Problem details: Review the material and extract every line in which the word "JSON" occurs.

[Items from a figure collection]

________________

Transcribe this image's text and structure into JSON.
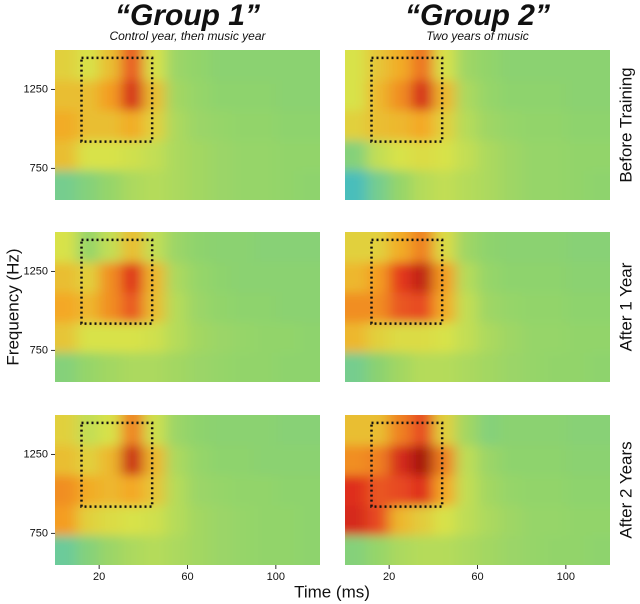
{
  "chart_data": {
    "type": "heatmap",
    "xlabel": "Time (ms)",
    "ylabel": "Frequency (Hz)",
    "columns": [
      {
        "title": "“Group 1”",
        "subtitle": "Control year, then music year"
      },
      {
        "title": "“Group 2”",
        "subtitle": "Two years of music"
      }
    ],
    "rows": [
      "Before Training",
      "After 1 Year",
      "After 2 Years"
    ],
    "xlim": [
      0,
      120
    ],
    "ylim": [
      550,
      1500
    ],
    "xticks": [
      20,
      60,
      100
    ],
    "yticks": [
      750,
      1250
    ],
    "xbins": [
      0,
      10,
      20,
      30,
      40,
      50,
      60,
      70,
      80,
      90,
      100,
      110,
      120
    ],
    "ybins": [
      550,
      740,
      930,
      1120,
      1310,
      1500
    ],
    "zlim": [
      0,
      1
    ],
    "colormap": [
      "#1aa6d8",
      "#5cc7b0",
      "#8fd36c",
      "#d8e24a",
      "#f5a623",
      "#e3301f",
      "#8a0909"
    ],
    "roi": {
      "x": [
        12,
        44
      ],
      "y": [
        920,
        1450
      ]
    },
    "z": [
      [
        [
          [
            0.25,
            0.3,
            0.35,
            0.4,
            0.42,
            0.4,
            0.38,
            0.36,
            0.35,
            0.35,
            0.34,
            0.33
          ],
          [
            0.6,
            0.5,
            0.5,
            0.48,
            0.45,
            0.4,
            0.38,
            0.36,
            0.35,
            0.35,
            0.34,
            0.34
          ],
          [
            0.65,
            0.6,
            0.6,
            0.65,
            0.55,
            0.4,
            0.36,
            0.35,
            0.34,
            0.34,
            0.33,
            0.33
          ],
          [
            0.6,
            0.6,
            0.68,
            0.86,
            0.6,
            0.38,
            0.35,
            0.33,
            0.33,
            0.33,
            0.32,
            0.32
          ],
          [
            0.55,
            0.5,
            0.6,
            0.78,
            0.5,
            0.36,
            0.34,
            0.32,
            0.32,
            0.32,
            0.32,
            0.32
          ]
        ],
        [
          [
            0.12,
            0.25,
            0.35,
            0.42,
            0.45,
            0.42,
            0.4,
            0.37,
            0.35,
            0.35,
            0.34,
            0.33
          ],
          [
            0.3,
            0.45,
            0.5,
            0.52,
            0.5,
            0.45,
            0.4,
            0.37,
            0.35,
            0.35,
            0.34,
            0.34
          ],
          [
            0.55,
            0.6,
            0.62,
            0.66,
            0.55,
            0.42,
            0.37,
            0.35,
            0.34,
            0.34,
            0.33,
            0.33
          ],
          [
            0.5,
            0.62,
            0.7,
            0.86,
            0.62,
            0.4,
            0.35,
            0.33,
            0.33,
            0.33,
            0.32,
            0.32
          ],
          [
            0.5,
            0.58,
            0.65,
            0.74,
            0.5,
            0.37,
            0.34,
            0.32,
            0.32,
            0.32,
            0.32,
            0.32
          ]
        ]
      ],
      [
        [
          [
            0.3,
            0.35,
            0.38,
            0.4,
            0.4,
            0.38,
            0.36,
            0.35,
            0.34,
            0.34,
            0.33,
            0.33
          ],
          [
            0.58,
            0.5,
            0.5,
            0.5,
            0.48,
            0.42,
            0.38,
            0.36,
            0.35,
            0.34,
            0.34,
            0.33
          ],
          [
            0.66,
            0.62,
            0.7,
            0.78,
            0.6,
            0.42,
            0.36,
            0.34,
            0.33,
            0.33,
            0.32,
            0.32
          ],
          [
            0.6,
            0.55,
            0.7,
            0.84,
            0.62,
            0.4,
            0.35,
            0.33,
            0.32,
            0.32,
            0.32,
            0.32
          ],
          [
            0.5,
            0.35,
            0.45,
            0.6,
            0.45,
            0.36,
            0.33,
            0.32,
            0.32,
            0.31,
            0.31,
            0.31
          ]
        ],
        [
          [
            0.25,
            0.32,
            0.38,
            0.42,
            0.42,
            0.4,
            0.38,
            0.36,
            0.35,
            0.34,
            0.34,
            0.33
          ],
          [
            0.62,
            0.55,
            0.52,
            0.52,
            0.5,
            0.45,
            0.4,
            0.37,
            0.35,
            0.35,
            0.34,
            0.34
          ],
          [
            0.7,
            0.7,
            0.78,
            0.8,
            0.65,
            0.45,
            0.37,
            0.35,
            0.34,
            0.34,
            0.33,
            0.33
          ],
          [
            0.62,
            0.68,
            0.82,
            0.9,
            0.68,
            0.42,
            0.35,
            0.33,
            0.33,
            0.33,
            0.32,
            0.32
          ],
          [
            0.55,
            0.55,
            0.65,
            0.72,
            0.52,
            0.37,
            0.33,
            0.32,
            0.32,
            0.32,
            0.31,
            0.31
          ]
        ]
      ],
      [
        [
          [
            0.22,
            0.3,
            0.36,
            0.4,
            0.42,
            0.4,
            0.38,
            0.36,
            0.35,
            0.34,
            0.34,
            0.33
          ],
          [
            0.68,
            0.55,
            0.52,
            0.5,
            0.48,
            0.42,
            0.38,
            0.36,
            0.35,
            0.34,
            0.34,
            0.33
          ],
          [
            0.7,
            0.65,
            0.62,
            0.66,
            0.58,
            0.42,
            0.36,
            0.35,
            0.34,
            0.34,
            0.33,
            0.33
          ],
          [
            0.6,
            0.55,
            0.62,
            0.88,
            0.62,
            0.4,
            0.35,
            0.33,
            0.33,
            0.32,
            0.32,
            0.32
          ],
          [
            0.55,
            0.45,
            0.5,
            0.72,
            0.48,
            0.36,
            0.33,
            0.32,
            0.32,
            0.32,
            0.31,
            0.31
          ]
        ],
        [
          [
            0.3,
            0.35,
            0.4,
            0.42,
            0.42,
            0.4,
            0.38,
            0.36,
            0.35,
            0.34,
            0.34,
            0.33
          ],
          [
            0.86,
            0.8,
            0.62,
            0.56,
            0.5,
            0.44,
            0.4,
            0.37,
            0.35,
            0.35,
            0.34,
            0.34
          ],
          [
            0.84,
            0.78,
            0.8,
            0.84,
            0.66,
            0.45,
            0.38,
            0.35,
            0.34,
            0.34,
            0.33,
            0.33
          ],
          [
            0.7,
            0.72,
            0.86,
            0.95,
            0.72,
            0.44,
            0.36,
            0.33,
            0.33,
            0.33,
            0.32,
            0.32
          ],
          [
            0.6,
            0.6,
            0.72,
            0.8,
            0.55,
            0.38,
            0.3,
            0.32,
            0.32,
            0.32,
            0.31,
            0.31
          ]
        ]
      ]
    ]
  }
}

________________

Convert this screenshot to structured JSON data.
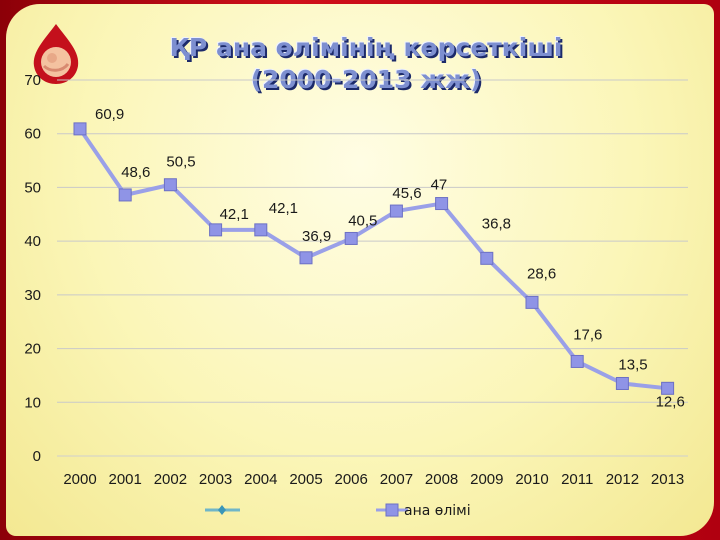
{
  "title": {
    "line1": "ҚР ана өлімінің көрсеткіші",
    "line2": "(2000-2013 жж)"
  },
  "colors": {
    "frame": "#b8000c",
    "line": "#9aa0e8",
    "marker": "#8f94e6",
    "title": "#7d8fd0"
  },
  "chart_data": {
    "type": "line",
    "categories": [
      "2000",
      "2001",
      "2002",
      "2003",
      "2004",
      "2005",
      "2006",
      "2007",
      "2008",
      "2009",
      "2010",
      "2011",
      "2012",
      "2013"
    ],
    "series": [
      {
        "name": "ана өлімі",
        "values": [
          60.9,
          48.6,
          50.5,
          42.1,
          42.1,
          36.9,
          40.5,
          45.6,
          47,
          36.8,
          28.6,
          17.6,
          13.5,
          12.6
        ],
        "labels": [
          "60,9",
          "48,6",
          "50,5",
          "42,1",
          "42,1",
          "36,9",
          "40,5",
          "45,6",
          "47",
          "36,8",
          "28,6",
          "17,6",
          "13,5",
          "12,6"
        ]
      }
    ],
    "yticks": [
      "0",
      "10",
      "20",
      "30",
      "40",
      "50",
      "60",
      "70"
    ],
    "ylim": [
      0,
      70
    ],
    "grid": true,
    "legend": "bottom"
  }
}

________________

Response:
Transcribe this image's text and structure into JSON.
Convert this screenshot to structured JSON data.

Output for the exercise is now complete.